## Listing

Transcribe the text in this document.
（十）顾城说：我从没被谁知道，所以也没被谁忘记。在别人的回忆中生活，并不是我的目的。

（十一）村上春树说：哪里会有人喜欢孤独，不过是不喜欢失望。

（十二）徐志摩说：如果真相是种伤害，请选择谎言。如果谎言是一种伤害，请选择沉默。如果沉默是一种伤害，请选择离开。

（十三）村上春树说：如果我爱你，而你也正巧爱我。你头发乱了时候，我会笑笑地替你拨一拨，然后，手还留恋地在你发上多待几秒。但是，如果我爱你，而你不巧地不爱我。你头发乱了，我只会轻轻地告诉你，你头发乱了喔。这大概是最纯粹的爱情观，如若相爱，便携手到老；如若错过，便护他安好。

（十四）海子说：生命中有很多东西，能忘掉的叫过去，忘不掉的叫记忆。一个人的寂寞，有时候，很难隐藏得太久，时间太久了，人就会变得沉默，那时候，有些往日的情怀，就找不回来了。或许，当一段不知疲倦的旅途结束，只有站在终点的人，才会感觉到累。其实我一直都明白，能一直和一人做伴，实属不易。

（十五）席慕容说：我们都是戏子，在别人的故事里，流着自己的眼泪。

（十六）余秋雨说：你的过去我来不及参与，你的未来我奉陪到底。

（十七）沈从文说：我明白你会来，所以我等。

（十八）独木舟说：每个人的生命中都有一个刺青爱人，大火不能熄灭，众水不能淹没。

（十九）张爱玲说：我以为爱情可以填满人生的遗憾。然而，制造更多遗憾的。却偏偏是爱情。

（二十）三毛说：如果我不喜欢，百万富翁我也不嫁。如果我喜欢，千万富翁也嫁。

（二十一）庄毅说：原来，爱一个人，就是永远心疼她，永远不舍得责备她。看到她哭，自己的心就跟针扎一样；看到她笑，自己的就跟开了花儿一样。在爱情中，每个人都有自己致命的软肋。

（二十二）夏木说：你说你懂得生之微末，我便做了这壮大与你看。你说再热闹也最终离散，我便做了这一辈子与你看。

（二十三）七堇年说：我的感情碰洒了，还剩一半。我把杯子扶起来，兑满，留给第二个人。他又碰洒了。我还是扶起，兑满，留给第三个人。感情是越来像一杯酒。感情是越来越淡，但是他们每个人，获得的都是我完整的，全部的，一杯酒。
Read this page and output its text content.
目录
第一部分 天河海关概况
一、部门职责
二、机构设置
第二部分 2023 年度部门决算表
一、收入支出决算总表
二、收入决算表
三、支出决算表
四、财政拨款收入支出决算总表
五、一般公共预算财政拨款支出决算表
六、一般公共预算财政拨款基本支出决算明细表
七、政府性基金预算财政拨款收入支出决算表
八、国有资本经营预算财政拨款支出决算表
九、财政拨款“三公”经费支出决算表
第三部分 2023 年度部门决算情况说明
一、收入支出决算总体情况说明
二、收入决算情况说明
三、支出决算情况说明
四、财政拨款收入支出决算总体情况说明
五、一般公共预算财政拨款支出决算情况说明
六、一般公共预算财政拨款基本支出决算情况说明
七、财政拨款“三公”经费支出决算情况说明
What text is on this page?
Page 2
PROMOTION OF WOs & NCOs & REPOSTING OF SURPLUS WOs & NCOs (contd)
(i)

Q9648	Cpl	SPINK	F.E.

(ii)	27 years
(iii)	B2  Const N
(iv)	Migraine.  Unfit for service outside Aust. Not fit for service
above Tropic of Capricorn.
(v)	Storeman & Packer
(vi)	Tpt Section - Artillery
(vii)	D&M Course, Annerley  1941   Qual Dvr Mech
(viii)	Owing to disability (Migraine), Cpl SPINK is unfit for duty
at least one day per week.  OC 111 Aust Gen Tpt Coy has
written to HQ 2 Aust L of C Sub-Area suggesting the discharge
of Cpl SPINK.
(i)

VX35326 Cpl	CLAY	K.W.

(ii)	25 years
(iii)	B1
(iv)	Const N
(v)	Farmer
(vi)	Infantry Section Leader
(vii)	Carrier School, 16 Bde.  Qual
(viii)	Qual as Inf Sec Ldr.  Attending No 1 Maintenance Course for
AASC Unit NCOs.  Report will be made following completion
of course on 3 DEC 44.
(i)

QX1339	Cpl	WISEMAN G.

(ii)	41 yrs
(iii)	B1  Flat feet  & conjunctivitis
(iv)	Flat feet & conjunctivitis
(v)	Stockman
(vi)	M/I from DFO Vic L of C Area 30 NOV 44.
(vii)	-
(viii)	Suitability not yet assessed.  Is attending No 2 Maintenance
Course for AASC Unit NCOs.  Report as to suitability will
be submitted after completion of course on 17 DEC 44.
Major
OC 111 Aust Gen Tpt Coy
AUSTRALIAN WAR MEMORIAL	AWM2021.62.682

## Aim of the task
Gather each line in the data that holds the string "Area".

## Exercise response
written to HQ 2 Aust L of C Sub-Area suggesting the discharge
(vi)	M/I from DFO Vic L of C Area 30 NOV 44.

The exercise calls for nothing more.